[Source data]
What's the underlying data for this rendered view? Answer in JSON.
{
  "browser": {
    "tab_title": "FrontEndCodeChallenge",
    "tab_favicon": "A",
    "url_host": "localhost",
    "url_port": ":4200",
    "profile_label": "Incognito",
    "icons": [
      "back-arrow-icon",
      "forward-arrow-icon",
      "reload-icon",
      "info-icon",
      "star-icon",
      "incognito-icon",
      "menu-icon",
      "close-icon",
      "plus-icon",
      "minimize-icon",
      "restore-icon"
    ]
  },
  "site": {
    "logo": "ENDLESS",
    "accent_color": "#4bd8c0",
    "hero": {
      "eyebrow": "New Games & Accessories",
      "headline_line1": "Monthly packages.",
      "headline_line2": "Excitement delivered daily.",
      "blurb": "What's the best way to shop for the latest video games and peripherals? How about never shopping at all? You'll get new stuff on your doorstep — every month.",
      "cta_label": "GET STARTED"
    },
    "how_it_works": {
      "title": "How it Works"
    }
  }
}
...
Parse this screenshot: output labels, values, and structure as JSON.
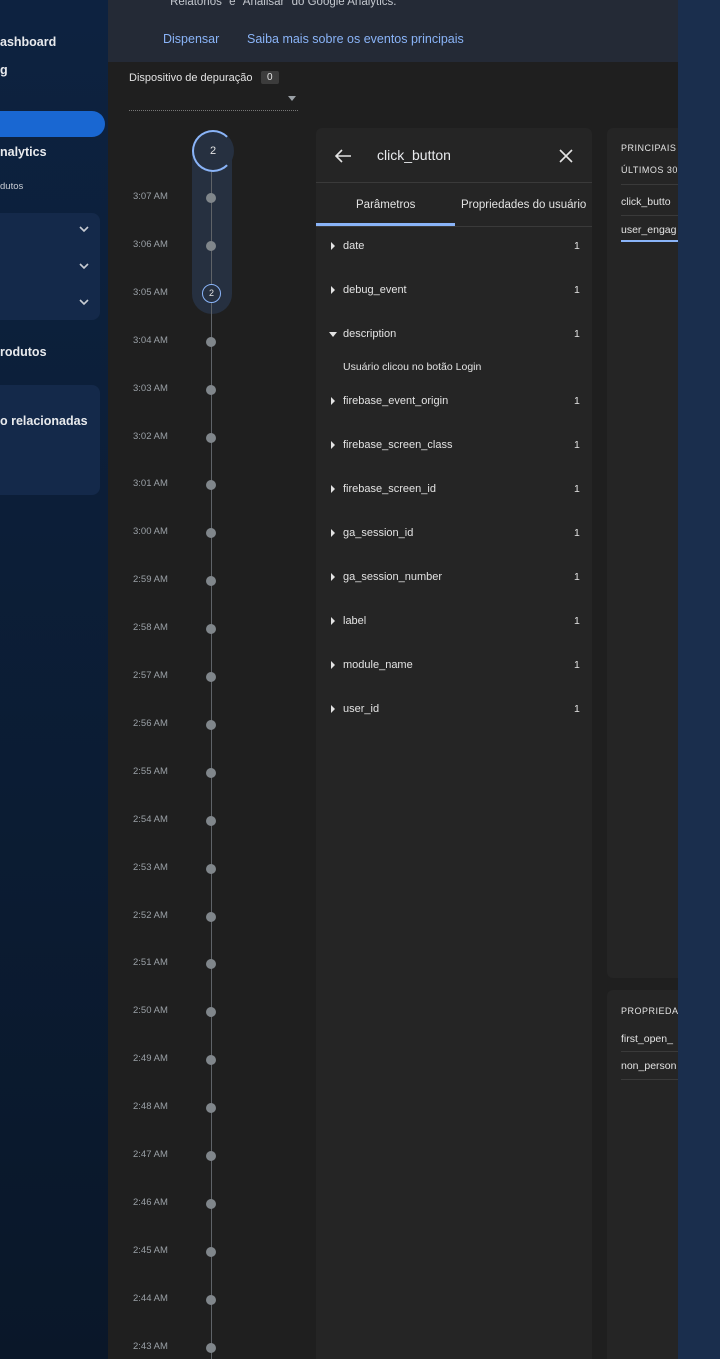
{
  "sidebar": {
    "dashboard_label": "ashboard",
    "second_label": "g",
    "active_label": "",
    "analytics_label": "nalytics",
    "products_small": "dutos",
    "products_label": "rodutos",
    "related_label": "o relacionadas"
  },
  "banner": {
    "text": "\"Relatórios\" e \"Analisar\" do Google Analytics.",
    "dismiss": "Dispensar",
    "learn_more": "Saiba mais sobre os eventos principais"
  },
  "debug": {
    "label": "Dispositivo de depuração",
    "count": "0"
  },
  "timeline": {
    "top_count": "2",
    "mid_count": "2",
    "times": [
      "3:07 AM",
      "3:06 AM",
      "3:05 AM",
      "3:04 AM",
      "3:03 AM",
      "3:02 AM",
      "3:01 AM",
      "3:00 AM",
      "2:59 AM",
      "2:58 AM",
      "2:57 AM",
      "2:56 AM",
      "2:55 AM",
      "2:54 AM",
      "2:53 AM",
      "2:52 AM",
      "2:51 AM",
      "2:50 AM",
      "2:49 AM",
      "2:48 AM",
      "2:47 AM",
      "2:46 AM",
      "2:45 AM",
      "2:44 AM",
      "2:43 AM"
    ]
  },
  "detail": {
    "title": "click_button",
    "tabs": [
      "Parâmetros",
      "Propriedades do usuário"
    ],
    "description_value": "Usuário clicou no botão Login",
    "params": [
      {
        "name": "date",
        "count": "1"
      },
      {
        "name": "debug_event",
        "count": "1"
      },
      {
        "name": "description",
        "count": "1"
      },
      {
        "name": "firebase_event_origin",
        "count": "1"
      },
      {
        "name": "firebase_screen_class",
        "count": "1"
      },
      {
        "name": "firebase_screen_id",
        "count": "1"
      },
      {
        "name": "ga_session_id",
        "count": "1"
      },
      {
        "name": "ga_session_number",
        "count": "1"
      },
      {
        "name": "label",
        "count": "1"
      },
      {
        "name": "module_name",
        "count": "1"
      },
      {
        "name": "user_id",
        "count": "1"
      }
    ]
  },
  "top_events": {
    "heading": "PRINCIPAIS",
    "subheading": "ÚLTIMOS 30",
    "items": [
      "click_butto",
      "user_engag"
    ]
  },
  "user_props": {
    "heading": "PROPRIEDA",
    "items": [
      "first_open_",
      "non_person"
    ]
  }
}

> _Work required_
Find the lines holding "name" and list every one.

> _Output_
        "name": "date",
        "name": "debug_event",
        "name": "description",
        "name": "firebase_event_origin",
        "name": "firebase_screen_class",
        "name": "firebase_screen_id",
        "name": "ga_session_id",
        "name": "ga_session_number",
        "name": "label",
        "name": "module_name",
        "name": "user_id",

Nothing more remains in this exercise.